— Instructions for the task —
Report the count of lines where the string "Wind" appears, and nothing else.
+++ Supplied entries
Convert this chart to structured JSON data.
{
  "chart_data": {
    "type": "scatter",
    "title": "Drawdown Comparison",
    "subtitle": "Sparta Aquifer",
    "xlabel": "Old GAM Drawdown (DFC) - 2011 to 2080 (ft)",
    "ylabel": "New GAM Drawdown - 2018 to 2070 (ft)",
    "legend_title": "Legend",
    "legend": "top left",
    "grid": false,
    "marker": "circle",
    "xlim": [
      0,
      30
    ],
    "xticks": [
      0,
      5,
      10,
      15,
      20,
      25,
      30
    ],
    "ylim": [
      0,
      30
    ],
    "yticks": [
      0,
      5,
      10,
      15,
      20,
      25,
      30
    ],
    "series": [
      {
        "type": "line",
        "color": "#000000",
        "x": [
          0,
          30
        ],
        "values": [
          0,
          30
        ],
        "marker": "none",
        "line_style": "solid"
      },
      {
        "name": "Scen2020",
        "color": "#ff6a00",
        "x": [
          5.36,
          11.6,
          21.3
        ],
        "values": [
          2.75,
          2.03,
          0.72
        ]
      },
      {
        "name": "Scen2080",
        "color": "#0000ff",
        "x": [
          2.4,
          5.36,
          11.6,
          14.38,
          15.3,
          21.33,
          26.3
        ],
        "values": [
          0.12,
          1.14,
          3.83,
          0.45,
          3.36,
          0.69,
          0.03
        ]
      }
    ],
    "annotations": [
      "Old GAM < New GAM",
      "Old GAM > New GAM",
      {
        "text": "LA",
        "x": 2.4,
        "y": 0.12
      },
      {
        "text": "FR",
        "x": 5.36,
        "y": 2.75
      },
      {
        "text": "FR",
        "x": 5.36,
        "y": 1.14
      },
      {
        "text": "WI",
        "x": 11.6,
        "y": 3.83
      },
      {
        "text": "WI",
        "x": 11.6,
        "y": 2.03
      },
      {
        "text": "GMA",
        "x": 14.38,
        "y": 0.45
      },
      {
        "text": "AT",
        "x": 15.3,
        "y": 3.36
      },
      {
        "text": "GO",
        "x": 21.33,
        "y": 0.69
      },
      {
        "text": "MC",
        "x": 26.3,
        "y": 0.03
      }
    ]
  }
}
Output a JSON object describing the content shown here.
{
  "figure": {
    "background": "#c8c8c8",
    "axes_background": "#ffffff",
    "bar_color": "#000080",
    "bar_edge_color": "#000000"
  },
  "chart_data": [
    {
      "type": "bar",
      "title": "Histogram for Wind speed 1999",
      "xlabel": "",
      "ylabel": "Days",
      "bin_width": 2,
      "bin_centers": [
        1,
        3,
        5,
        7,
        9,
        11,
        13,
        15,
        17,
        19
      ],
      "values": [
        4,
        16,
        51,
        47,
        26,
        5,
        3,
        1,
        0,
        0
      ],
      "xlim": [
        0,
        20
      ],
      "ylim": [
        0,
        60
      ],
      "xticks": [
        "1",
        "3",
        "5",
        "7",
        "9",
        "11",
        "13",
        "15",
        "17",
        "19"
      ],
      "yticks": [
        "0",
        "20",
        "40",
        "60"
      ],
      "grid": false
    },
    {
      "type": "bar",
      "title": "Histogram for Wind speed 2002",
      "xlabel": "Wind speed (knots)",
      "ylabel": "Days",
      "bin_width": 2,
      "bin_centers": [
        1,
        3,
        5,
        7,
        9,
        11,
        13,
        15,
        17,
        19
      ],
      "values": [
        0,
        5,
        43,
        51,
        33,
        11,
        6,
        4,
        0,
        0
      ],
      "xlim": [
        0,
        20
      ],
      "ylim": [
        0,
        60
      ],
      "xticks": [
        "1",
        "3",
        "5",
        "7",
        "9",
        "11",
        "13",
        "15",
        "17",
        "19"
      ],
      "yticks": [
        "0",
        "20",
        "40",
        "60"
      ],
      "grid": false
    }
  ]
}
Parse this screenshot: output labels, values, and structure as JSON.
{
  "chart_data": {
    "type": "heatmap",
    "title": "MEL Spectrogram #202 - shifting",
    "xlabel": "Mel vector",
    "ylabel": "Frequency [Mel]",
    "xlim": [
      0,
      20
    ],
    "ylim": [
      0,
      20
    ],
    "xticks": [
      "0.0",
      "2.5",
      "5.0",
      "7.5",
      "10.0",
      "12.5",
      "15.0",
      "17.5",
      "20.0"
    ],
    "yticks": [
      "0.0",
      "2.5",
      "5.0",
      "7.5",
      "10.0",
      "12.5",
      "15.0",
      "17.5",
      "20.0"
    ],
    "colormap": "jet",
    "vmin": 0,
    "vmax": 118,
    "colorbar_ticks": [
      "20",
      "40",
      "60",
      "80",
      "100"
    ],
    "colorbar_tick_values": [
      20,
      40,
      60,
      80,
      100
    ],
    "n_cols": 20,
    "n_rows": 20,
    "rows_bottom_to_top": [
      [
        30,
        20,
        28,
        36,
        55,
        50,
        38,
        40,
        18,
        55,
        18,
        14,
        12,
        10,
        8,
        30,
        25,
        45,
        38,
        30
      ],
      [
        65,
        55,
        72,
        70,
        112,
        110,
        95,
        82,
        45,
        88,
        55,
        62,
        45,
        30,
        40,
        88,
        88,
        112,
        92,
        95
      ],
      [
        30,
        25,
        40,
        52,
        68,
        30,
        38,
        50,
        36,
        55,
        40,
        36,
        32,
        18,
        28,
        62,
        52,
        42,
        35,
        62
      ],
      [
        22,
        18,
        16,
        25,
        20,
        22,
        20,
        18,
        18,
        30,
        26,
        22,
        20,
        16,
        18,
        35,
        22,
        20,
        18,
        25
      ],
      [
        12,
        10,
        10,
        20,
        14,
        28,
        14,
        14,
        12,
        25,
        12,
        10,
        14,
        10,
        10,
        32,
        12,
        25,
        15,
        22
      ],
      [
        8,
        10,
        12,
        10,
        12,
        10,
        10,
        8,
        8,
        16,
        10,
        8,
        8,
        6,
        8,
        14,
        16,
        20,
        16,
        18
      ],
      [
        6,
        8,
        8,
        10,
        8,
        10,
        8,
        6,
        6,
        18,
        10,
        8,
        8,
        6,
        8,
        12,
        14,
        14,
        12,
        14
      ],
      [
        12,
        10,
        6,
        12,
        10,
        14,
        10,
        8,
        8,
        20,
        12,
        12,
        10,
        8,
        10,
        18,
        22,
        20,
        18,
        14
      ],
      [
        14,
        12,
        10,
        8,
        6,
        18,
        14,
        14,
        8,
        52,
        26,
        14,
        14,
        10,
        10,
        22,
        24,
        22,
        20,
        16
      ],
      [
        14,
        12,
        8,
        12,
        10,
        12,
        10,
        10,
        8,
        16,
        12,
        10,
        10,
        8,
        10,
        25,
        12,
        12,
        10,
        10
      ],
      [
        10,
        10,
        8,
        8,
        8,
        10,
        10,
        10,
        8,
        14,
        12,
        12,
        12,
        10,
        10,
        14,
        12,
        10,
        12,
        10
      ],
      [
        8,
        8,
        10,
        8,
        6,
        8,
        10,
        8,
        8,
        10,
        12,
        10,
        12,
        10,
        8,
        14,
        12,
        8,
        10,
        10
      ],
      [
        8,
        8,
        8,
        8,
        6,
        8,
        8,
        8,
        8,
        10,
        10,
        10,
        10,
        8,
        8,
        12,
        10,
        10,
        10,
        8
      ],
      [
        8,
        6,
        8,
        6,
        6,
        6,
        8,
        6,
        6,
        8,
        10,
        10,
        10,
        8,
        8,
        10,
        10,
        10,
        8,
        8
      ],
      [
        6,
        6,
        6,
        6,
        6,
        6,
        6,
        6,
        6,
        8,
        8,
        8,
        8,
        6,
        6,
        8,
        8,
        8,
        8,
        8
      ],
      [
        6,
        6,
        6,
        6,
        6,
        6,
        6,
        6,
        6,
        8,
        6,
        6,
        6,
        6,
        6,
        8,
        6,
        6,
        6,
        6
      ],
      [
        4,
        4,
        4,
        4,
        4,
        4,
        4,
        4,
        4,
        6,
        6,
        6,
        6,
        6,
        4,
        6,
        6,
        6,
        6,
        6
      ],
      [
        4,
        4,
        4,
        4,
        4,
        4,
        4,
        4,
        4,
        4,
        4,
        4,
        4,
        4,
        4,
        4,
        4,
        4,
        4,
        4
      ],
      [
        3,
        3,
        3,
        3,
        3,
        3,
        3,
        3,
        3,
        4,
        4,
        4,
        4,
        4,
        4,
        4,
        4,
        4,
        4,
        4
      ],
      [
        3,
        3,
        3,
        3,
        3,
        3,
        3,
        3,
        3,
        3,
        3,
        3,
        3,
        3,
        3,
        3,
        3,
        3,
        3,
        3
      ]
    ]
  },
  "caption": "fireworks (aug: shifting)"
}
++++++
— Response to this task —
3